● **Ziel**: Übernehmen Sie den Abschnitt vom Beginn der Datensätze bis einschließlich der Zeile mit "- colorbar-tick-label: 60: [434, 766, 452, 783]" Zeichen für Zeichen.

#####

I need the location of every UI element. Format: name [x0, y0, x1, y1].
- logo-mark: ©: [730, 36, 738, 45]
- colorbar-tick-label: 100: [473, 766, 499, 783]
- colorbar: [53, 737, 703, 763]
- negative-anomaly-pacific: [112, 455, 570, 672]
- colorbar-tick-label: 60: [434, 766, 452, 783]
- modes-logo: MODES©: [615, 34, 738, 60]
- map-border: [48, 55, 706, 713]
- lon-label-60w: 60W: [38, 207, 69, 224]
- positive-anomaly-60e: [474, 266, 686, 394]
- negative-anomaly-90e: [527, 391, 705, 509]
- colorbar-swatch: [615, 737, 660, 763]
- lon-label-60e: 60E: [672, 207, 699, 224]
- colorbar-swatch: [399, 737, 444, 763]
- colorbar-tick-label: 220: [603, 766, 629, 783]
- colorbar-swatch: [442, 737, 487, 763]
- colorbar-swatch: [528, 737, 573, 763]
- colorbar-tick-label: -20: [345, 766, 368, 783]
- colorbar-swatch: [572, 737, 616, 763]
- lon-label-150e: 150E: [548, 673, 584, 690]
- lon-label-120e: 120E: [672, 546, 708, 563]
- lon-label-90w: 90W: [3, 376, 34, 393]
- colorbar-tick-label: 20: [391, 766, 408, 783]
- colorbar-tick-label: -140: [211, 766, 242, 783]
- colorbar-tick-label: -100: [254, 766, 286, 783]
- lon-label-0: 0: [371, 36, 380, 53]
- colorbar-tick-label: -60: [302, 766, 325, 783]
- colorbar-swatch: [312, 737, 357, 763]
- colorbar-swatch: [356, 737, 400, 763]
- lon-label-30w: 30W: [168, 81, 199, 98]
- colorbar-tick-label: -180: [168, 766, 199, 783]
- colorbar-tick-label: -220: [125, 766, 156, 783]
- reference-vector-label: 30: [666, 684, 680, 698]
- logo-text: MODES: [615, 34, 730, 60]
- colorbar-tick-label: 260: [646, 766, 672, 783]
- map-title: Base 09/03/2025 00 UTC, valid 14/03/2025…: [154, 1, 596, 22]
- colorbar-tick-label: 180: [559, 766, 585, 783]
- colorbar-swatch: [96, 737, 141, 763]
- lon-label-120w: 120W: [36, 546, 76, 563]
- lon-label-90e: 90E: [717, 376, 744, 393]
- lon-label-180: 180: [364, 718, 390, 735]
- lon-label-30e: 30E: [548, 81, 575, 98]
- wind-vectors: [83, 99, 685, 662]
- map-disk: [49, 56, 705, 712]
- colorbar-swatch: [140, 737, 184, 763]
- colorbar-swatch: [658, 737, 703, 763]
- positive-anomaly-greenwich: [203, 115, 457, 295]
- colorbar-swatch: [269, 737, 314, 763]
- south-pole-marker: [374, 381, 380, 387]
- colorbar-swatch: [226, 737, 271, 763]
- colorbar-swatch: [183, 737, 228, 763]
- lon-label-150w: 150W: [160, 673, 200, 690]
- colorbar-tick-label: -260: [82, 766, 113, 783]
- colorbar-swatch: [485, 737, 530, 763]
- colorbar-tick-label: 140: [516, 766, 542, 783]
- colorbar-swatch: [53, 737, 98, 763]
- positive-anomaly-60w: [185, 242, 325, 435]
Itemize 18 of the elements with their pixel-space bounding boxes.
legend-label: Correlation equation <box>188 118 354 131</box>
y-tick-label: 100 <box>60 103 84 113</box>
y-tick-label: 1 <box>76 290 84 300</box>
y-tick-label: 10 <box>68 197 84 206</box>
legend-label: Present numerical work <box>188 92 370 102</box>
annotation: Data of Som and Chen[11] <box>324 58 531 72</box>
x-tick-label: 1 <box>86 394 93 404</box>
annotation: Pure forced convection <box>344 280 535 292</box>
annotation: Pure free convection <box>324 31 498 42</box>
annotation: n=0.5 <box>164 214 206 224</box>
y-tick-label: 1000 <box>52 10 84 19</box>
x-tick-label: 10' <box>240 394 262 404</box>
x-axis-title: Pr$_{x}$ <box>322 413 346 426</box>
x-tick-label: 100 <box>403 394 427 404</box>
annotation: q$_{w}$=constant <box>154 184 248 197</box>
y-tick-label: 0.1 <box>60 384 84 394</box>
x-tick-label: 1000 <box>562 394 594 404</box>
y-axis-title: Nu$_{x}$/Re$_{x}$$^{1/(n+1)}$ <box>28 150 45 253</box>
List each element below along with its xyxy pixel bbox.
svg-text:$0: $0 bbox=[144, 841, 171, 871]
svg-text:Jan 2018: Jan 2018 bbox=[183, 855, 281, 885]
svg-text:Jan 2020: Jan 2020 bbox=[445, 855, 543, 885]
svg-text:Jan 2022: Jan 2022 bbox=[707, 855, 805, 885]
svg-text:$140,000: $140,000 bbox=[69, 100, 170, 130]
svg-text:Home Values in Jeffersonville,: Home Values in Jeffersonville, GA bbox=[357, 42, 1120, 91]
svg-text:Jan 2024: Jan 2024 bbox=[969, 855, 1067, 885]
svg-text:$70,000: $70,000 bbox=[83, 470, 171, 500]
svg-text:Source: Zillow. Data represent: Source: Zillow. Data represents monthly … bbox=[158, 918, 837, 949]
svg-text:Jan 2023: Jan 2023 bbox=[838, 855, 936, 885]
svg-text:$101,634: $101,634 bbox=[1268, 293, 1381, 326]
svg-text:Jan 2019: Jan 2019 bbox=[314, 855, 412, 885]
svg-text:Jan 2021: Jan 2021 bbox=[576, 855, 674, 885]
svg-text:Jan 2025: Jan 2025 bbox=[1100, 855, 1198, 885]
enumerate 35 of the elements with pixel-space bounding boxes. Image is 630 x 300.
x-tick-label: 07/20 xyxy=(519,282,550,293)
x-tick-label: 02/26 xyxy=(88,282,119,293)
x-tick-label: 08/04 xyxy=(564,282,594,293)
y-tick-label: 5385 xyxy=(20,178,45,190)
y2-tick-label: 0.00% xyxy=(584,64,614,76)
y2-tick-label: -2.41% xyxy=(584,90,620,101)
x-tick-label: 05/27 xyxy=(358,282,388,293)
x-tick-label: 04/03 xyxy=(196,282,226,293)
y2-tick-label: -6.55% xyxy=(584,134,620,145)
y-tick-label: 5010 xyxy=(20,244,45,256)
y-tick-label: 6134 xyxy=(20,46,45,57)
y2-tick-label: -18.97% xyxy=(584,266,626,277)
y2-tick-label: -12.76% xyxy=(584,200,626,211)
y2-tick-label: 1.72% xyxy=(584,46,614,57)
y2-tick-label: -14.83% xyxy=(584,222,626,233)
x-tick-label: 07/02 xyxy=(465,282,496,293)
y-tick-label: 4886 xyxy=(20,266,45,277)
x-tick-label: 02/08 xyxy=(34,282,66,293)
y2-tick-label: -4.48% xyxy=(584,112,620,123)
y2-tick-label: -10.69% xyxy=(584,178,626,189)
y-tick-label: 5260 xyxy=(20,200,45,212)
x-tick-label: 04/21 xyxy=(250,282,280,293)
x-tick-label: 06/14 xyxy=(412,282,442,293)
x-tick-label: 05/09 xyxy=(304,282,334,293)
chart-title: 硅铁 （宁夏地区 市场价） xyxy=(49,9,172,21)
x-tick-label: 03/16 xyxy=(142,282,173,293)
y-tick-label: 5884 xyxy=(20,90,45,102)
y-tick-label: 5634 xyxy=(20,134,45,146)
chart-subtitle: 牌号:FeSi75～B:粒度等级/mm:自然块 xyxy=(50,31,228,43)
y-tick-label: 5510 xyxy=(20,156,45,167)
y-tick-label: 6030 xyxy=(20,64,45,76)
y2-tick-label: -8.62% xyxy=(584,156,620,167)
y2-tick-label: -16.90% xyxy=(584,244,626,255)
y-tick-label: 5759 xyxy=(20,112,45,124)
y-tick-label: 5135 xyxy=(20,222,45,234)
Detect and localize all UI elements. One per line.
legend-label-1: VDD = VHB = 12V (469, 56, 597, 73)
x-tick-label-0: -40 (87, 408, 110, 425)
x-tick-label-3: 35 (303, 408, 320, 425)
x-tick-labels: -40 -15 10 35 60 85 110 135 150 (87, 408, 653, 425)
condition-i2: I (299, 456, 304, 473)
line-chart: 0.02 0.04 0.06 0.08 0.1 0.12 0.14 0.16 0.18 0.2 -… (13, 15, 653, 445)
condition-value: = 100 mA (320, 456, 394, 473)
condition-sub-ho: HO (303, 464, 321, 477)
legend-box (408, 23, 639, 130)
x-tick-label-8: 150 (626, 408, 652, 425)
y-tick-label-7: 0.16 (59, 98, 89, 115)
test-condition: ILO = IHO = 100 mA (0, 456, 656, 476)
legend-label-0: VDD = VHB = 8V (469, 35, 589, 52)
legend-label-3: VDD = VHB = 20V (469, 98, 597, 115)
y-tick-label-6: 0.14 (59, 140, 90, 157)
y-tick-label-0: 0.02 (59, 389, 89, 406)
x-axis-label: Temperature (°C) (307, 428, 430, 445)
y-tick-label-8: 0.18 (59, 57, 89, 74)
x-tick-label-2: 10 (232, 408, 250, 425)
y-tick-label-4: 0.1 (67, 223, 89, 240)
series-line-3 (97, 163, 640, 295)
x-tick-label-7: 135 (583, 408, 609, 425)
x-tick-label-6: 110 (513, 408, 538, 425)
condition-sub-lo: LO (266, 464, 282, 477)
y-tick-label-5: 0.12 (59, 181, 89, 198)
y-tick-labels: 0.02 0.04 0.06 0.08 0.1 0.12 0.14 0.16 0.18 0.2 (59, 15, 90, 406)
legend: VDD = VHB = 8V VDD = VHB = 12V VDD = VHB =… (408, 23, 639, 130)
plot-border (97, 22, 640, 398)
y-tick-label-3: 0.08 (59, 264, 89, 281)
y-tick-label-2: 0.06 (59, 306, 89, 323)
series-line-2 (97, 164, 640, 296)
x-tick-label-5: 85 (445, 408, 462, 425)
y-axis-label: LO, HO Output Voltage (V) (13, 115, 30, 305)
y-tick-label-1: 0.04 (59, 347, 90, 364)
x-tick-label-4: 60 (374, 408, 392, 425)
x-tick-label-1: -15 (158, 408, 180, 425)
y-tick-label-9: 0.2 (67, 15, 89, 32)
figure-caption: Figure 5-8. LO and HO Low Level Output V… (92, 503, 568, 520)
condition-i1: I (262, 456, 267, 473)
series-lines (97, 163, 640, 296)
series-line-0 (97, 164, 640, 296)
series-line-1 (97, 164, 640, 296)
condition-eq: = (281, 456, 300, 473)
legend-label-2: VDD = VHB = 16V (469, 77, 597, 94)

#####

● **Vollständige Antwort**:
I need the location of every UI element. Format: name [x0, y0, x1, y1].
- logo-mark: ©: [730, 36, 738, 45]
- colorbar-tick-label: 100: [473, 766, 499, 783]
- colorbar: [53, 737, 703, 763]
- negative-anomaly-pacific: [112, 455, 570, 672]
- colorbar-tick-label: 60: [434, 766, 452, 783]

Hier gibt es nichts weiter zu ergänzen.